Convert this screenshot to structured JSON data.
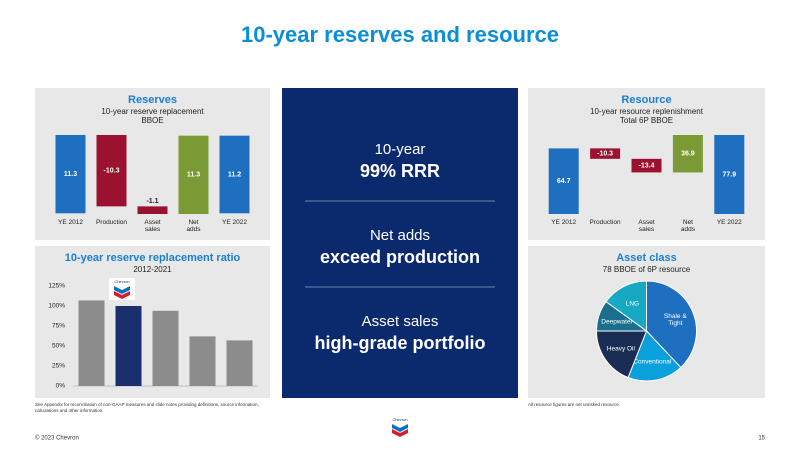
{
  "title": "10-year reserves and resource",
  "chart_data": [
    {
      "type": "waterfall",
      "title": "Reserves",
      "subtitle": [
        "10-year reserve replacement",
        "BBOE"
      ],
      "categories": [
        "YE 2012",
        "Production",
        "Asset sales",
        "Net adds",
        "YE 2022"
      ],
      "values": [
        11.3,
        -10.3,
        -1.1,
        11.3,
        11.2
      ],
      "is_total": [
        true,
        false,
        false,
        false,
        true
      ],
      "colors": [
        "#1f6fc0",
        "#9b1230",
        "#9b1230",
        "#7a9a35",
        "#1f6fc0"
      ]
    },
    {
      "type": "bar",
      "title": "10-year reserve replacement ratio",
      "subtitle": [
        "2012-2021"
      ],
      "categories": [
        null,
        null,
        null,
        null,
        null
      ],
      "values": [
        107,
        100,
        94,
        62,
        57
      ],
      "colors": [
        "#8c8c8c",
        "#1a2f6e",
        "#8c8c8c",
        "#8c8c8c",
        "#8c8c8c"
      ],
      "ylim": [
        0,
        125
      ],
      "yticks": [
        {
          "value": 0,
          "label": "0%"
        },
        {
          "value": 25,
          "label": "25%"
        },
        {
          "value": 50,
          "label": "50%"
        },
        {
          "value": 75,
          "label": "75%"
        },
        {
          "value": 100,
          "label": "100%"
        },
        {
          "value": 125,
          "label": "125%"
        }
      ]
    },
    {
      "type": "waterfall",
      "title": "Resource",
      "subtitle": [
        "10-year resource replenishment",
        "Total 6P BBOE"
      ],
      "categories": [
        "YE 2012",
        "Production",
        "Asset sales",
        "Net adds",
        "YE 2022"
      ],
      "values": [
        64.7,
        -10.3,
        -13.4,
        36.9,
        77.9
      ],
      "is_total": [
        true,
        false,
        false,
        false,
        true
      ],
      "colors": [
        "#1f6fc0",
        "#9b1230",
        "#9b1230",
        "#7a9a35",
        "#1f6fc0"
      ]
    },
    {
      "type": "pie",
      "title": "Asset class",
      "subtitle": [
        "78 BBOE of 6P resource"
      ],
      "categories": [
        "Shale & Tight",
        "Conventional",
        "Heavy Oil",
        "Deepwater",
        "LNG"
      ],
      "values": [
        38,
        18,
        19,
        10,
        15
      ],
      "colors": [
        "#1f6fc0",
        "#0aa0dc",
        "#1a2e55",
        "#1a6e8e",
        "#17a9c4"
      ]
    }
  ],
  "center_panel": [
    {
      "label": "10-year",
      "headline": "99% RRR"
    },
    {
      "label": "Net adds",
      "headline": "exceed production"
    },
    {
      "label": "Asset sales",
      "headline": "high-grade portfolio"
    }
  ],
  "footnotes": {
    "left": "See Appendix for reconciliation of non-GAAP measures and slide notes providing definitions, source information, calculations and other information.",
    "right": "All resource figures are net unrisked resource."
  },
  "logo_text": "Chevron",
  "footer": {
    "copyright": "© 2023 Chevron",
    "page": "15"
  }
}
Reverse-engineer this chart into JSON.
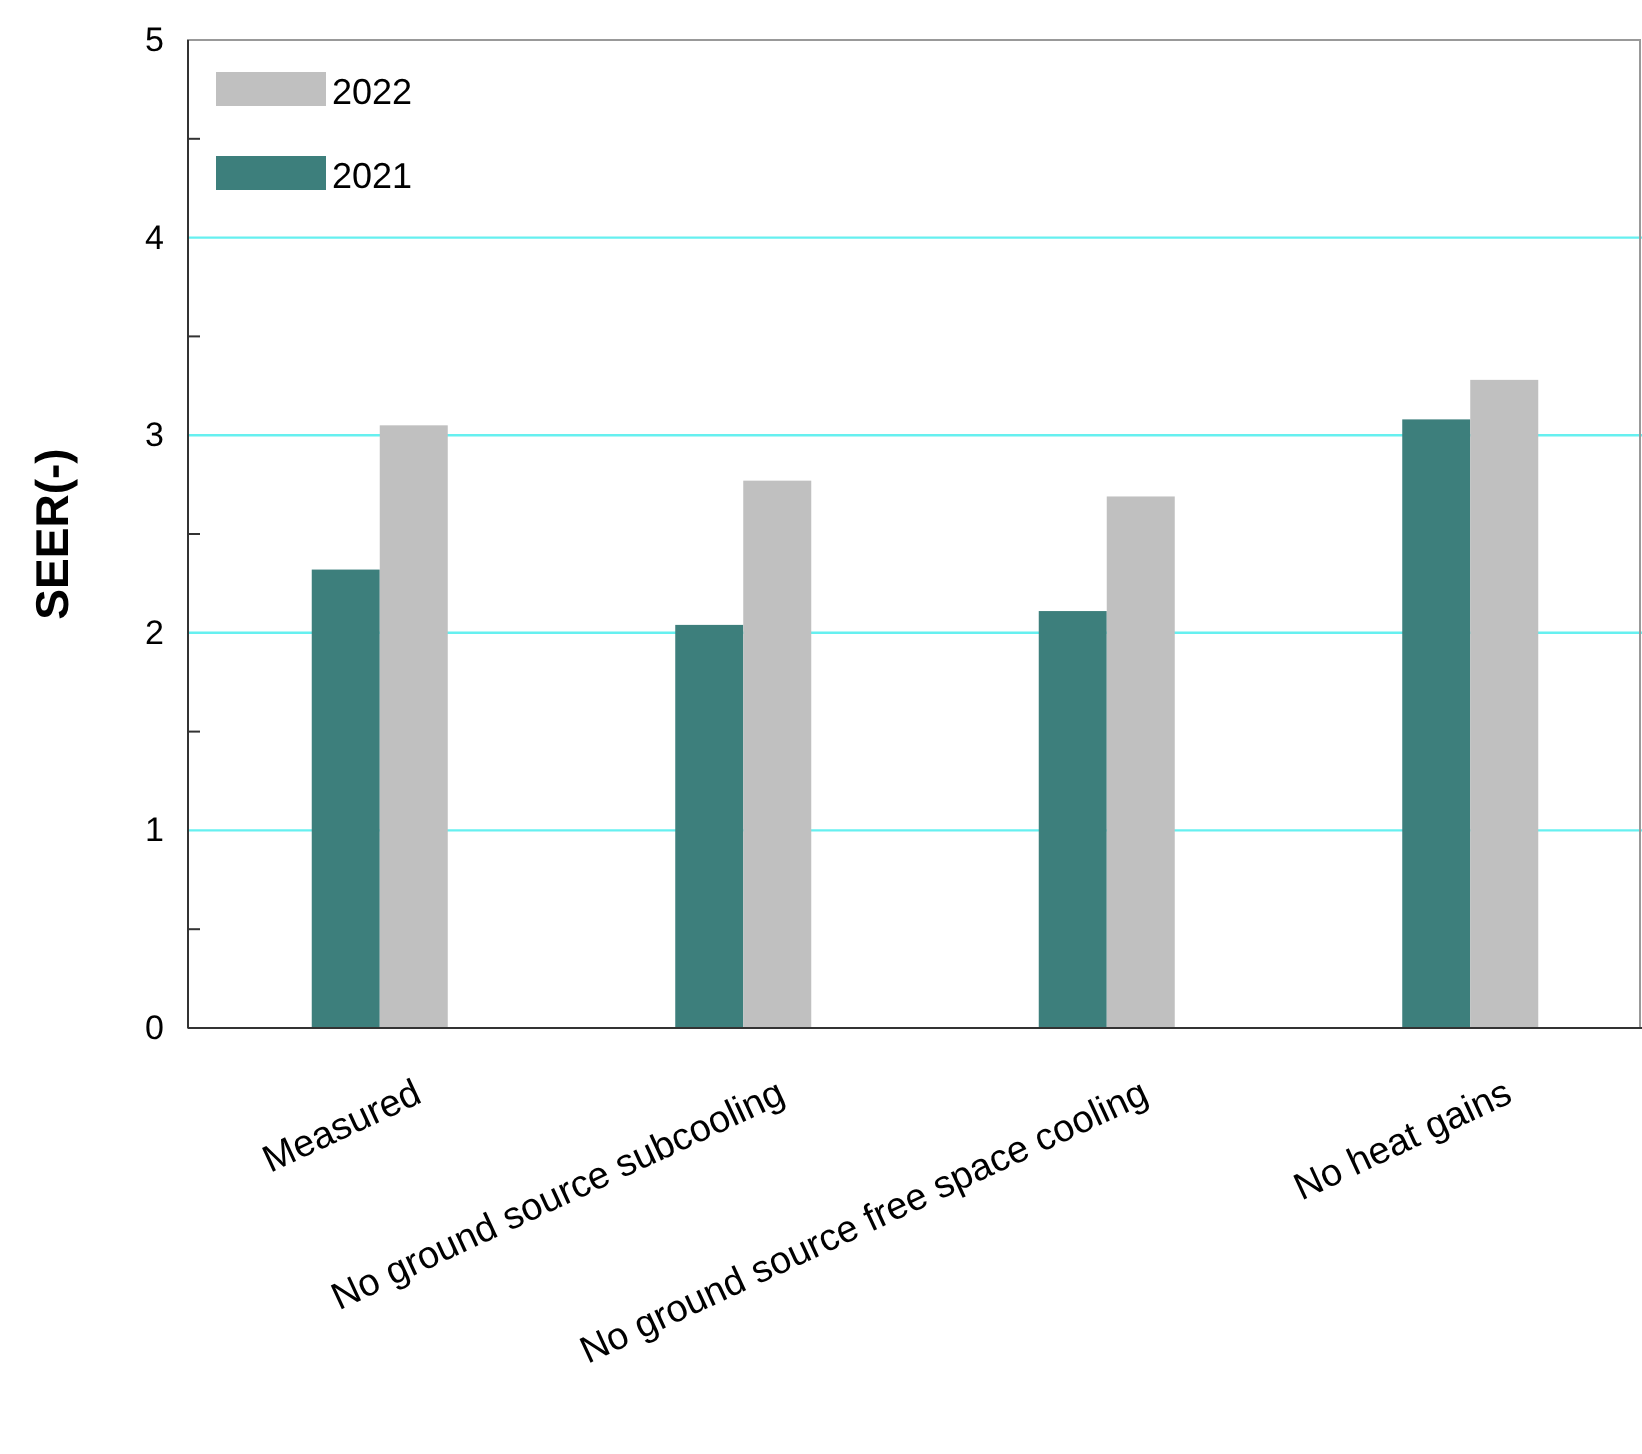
{
  "chart_data": {
    "type": "bar",
    "ylabel": "SEER(-)",
    "categories": [
      "Measured",
      "No ground source subcooling",
      "No ground source free space cooling",
      "No heat gains"
    ],
    "series": [
      {
        "name": "2021",
        "color": "#3d7f7c",
        "values": [
          2.32,
          2.04,
          2.11,
          3.08
        ]
      },
      {
        "name": "2022",
        "color": "#c0c0c0",
        "values": [
          3.05,
          2.77,
          2.69,
          3.28
        ]
      }
    ],
    "ylim": [
      0,
      5
    ],
    "yticks": [
      0,
      {
        "value": 0.5,
        "label": null
      },
      1,
      {
        "value": 1.5,
        "label": null
      },
      2,
      {
        "value": 2.5,
        "label": null
      },
      3,
      {
        "value": 3.5,
        "label": null
      },
      4,
      {
        "value": 4.5,
        "label": null
      },
      5
    ],
    "grid": "y",
    "legend": "top left"
  }
}
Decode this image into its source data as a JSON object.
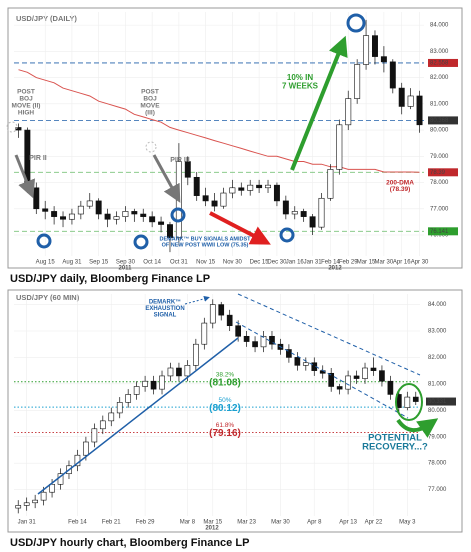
{
  "captions": [
    "USD/JPY daily, Bloomberg Finance LP",
    "USD/JPY hourly chart, Bloomberg Finance LP"
  ],
  "chart_data": [
    {
      "type": "candlestick",
      "title": "USD/JPY (DAILY)",
      "categories": [
        null,
        null,
        null,
        "Aug 15",
        null,
        null,
        "Aug 31",
        null,
        null,
        "Sep 15",
        null,
        null,
        "Sep 30",
        null,
        null,
        "Oct 14",
        null,
        null,
        "Oct 31",
        null,
        null,
        "Nov 15",
        null,
        null,
        "Nov 30",
        null,
        null,
        "Dec 15",
        null,
        "Dec 30",
        null,
        "Jan 16",
        null,
        "Jan 31",
        null,
        "Feb 14",
        null,
        "Feb 29",
        null,
        "Mar 15",
        null,
        "Mar 30",
        null,
        "Apr 16",
        null,
        "Apr 30"
      ],
      "ohlc": [
        [
          80.1,
          80.25,
          79.7,
          80.0
        ],
        [
          80.0,
          80.1,
          77.6,
          77.8
        ],
        [
          77.8,
          78.0,
          76.8,
          77.0
        ],
        [
          77.0,
          77.3,
          76.6,
          76.9
        ],
        [
          76.9,
          77.1,
          76.4,
          76.7
        ],
        [
          76.7,
          76.9,
          76.3,
          76.6
        ],
        [
          76.6,
          77.0,
          76.4,
          76.8
        ],
        [
          76.8,
          77.3,
          76.6,
          77.1
        ],
        [
          77.1,
          77.6,
          77.0,
          77.3
        ],
        [
          77.3,
          77.4,
          76.6,
          76.8
        ],
        [
          76.8,
          77.0,
          76.3,
          76.6
        ],
        [
          76.6,
          76.9,
          76.4,
          76.7
        ],
        [
          76.7,
          77.1,
          76.5,
          76.9
        ],
        [
          76.9,
          77.0,
          76.5,
          76.8
        ],
        [
          76.8,
          77.0,
          76.5,
          76.7
        ],
        [
          76.7,
          76.9,
          76.3,
          76.5
        ],
        [
          76.5,
          76.7,
          76.1,
          76.4
        ],
        [
          76.4,
          76.5,
          75.35,
          75.9
        ],
        [
          75.9,
          79.5,
          75.6,
          78.8
        ],
        [
          78.8,
          79.0,
          77.9,
          78.2
        ],
        [
          78.2,
          78.4,
          77.3,
          77.5
        ],
        [
          77.5,
          77.8,
          77.1,
          77.3
        ],
        [
          77.3,
          77.6,
          76.9,
          77.1
        ],
        [
          77.1,
          77.8,
          77.0,
          77.6
        ],
        [
          77.6,
          78.1,
          77.4,
          77.8
        ],
        [
          77.8,
          78.0,
          77.5,
          77.7
        ],
        [
          77.7,
          78.1,
          77.5,
          77.9
        ],
        [
          77.9,
          78.1,
          77.6,
          77.8
        ],
        [
          77.8,
          78.1,
          77.6,
          77.9
        ],
        [
          77.9,
          78.0,
          77.1,
          77.3
        ],
        [
          77.3,
          77.5,
          76.6,
          76.8
        ],
        [
          76.8,
          77.1,
          76.6,
          76.9
        ],
        [
          76.9,
          77.0,
          76.5,
          76.7
        ],
        [
          76.7,
          76.8,
          76.0,
          76.3
        ],
        [
          76.3,
          77.6,
          76.2,
          77.4
        ],
        [
          77.4,
          78.7,
          77.3,
          78.5
        ],
        [
          78.5,
          80.4,
          78.3,
          80.2
        ],
        [
          80.2,
          81.5,
          80.0,
          81.2
        ],
        [
          81.2,
          82.7,
          81.0,
          82.5
        ],
        [
          82.5,
          84.2,
          82.3,
          83.6
        ],
        [
          83.6,
          83.8,
          82.5,
          82.8
        ],
        [
          82.8,
          83.2,
          82.2,
          82.6
        ],
        [
          82.6,
          82.7,
          81.4,
          81.6
        ],
        [
          81.6,
          81.8,
          80.6,
          80.9
        ],
        [
          80.9,
          81.6,
          80.8,
          81.3
        ],
        [
          81.3,
          81.5,
          79.9,
          80.2
        ]
      ],
      "dma": [
        82.3,
        82.2,
        82.0,
        81.9,
        81.8,
        81.6,
        81.5,
        81.4,
        81.3,
        81.1,
        81.0,
        80.9,
        80.8,
        80.6,
        80.5,
        80.4,
        80.3,
        80.1,
        80.0,
        79.9,
        79.8,
        79.7,
        79.6,
        79.5,
        79.4,
        79.3,
        79.2,
        79.1,
        79.0,
        79.0,
        78.9,
        78.8,
        78.8,
        78.7,
        78.7,
        78.6,
        78.6,
        78.5,
        78.5,
        78.5,
        78.5,
        78.4,
        78.4,
        78.4,
        78.4,
        78.39
      ],
      "dma_color": "#d9534f",
      "ylim": [
        75.2,
        84.5
      ],
      "yticks": [
        {
          "value": 76,
          "label": "76.000"
        },
        {
          "value": 77,
          "label": "77.000"
        },
        {
          "value": 78,
          "label": "78.000"
        },
        {
          "value": 79,
          "label": "79.000"
        },
        {
          "value": 80,
          "label": "80.000"
        },
        {
          "value": 81,
          "label": "81.000"
        },
        {
          "value": 82,
          "label": "82.000"
        },
        {
          "value": 83,
          "label": "83.000"
        },
        {
          "value": 84,
          "label": "84.000"
        }
      ],
      "grid": true,
      "levels": [
        {
          "value": 82.558,
          "label": "82.558",
          "color": "#c0282c",
          "line": "#1f5fa8"
        },
        {
          "value": 80.368,
          "label": "80.368",
          "color": "#333",
          "line": "#1f5fa8"
        },
        {
          "value": 78.39,
          "label": "78.39",
          "color": "#c0282c",
          "line": "#7cc47c"
        },
        {
          "value": 76.141,
          "label": "76.141",
          "color": "#2e9e2e",
          "line": "#7cc47c"
        }
      ],
      "annotations": [
        {
          "lines": [
            "POST",
            "BOJ",
            "MOVE (II)",
            "HIGH"
          ],
          "color": "#777"
        },
        {
          "lines": [
            "PIR II"
          ],
          "color": "#777"
        },
        {
          "lines": [
            "POST",
            "BOJ",
            "MOVE",
            "(III)"
          ],
          "color": "#777"
        },
        {
          "lines": [
            "PIR III"
          ],
          "color": "#777"
        },
        {
          "lines": [
            "DEMARK™ BUY SIGNALS AMIDST",
            "OF NEW POST WWII LOW (75.35)"
          ],
          "color": "#1f5fa8"
        },
        {
          "lines": [
            "10% IN",
            "7 WEEKS"
          ],
          "color": "#2e9e2e"
        },
        {
          "lines": [
            "200-DMA",
            "(78.39)"
          ],
          "color": "#c0282c"
        },
        {
          "lines": [
            "2011"
          ],
          "color": "#555"
        },
        {
          "lines": [
            "2012"
          ],
          "color": "#555"
        }
      ]
    },
    {
      "type": "candlestick",
      "title": "USD/JPY (60 MIN)",
      "categories": [
        null,
        "Jan 31",
        null,
        null,
        null,
        null,
        null,
        "Feb 14",
        null,
        null,
        null,
        "Feb 21",
        null,
        null,
        null,
        "Feb 29",
        null,
        null,
        null,
        null,
        "Mar 8",
        null,
        null,
        "Mar 15",
        null,
        null,
        null,
        "Mar 23",
        null,
        null,
        null,
        "Mar 30",
        null,
        null,
        null,
        "Apr 8",
        null,
        null,
        null,
        "Apr 13",
        null,
        null,
        "Apr 22",
        null,
        null,
        null,
        "May 3",
        null
      ],
      "ohlc": [
        [
          76.3,
          76.6,
          76.1,
          76.4
        ],
        [
          76.4,
          76.7,
          76.2,
          76.5
        ],
        [
          76.5,
          76.8,
          76.3,
          76.6
        ],
        [
          76.6,
          77.1,
          76.4,
          76.9
        ],
        [
          76.9,
          77.4,
          76.7,
          77.2
        ],
        [
          77.2,
          77.8,
          77.0,
          77.6
        ],
        [
          77.6,
          78.1,
          77.4,
          77.9
        ],
        [
          77.9,
          78.5,
          77.7,
          78.3
        ],
        [
          78.3,
          79.0,
          78.1,
          78.8
        ],
        [
          78.8,
          79.5,
          78.6,
          79.3
        ],
        [
          79.3,
          79.8,
          79.1,
          79.6
        ],
        [
          79.6,
          80.1,
          79.4,
          79.9
        ],
        [
          79.9,
          80.5,
          79.7,
          80.3
        ],
        [
          80.3,
          80.8,
          80.1,
          80.6
        ],
        [
          80.6,
          81.1,
          80.4,
          80.9
        ],
        [
          80.9,
          81.3,
          80.7,
          81.1
        ],
        [
          81.1,
          81.3,
          80.6,
          80.8
        ],
        [
          80.8,
          81.5,
          80.6,
          81.3
        ],
        [
          81.3,
          81.8,
          81.1,
          81.6
        ],
        [
          81.6,
          81.8,
          81.1,
          81.3
        ],
        [
          81.3,
          81.9,
          81.1,
          81.7
        ],
        [
          81.7,
          82.7,
          81.5,
          82.5
        ],
        [
          82.5,
          83.5,
          82.3,
          83.3
        ],
        [
          83.3,
          84.2,
          83.1,
          84.0
        ],
        [
          84.0,
          84.1,
          83.4,
          83.6
        ],
        [
          83.6,
          83.8,
          83.0,
          83.2
        ],
        [
          83.2,
          83.4,
          82.6,
          82.8
        ],
        [
          82.8,
          83.0,
          82.4,
          82.6
        ],
        [
          82.6,
          82.8,
          82.2,
          82.4
        ],
        [
          82.4,
          83.0,
          82.2,
          82.8
        ],
        [
          82.8,
          83.0,
          82.3,
          82.5
        ],
        [
          82.5,
          82.7,
          82.1,
          82.3
        ],
        [
          82.3,
          82.5,
          81.8,
          82.0
        ],
        [
          82.0,
          82.2,
          81.5,
          81.7
        ],
        [
          81.7,
          82.0,
          81.5,
          81.8
        ],
        [
          81.8,
          82.0,
          81.3,
          81.5
        ],
        [
          81.5,
          81.7,
          81.2,
          81.4
        ],
        [
          81.4,
          81.6,
          80.7,
          80.9
        ],
        [
          80.9,
          81.0,
          80.6,
          80.8
        ],
        [
          80.8,
          81.5,
          80.6,
          81.3
        ],
        [
          81.3,
          81.5,
          81.0,
          81.2
        ],
        [
          81.2,
          81.8,
          81.0,
          81.6
        ],
        [
          81.6,
          82.0,
          81.3,
          81.5
        ],
        [
          81.5,
          81.7,
          80.9,
          81.1
        ],
        [
          81.1,
          81.3,
          80.4,
          80.6
        ],
        [
          80.6,
          80.8,
          79.9,
          80.1
        ],
        [
          80.1,
          80.7,
          80.0,
          80.5
        ],
        [
          80.5,
          80.7,
          80.2,
          80.33
        ]
      ],
      "ylim": [
        76.0,
        84.4
      ],
      "yticks": [
        {
          "value": 77,
          "label": "77.000"
        },
        {
          "value": 78,
          "label": "78.000"
        },
        {
          "value": 79,
          "label": "79.000"
        },
        {
          "value": 80,
          "label": "80.000"
        },
        {
          "value": 81,
          "label": "81.000"
        },
        {
          "value": 82,
          "label": "82.000"
        },
        {
          "value": 83,
          "label": "83.000"
        },
        {
          "value": 84,
          "label": "84.000"
        }
      ],
      "grid": true,
      "levels": [
        {
          "value": 80.331,
          "label": "80.331",
          "color": "#333",
          "line": null
        }
      ],
      "fib": [
        {
          "value": 81.08,
          "pct": "38.2%",
          "label": "(81.08)",
          "color": "#2e9e2e"
        },
        {
          "value": 80.12,
          "pct": "50%",
          "label": "(80.12)",
          "color": "#1aa0d0"
        },
        {
          "value": 79.16,
          "pct": "61.8%",
          "label": "(79.16)",
          "color": "#c0282c"
        }
      ],
      "annotations": [
        {
          "lines": [
            "DEMARK™",
            "EXHAUSTION",
            "SIGNAL"
          ],
          "color": "#1f5fa8"
        },
        {
          "lines": [
            "POTENTIAL",
            "RECOVERY...?"
          ],
          "color": "#1a7a9a"
        },
        {
          "lines": [
            "2012"
          ],
          "color": "#555"
        }
      ]
    }
  ]
}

What the task asks =
Copy out each line of the entries that holds "left".

Result of the task =
    "left": "See Appendix for reconciliation of non-GAAP measures and slide notes providing definitions, source information, calculations and other information.",
    "legend": "top left"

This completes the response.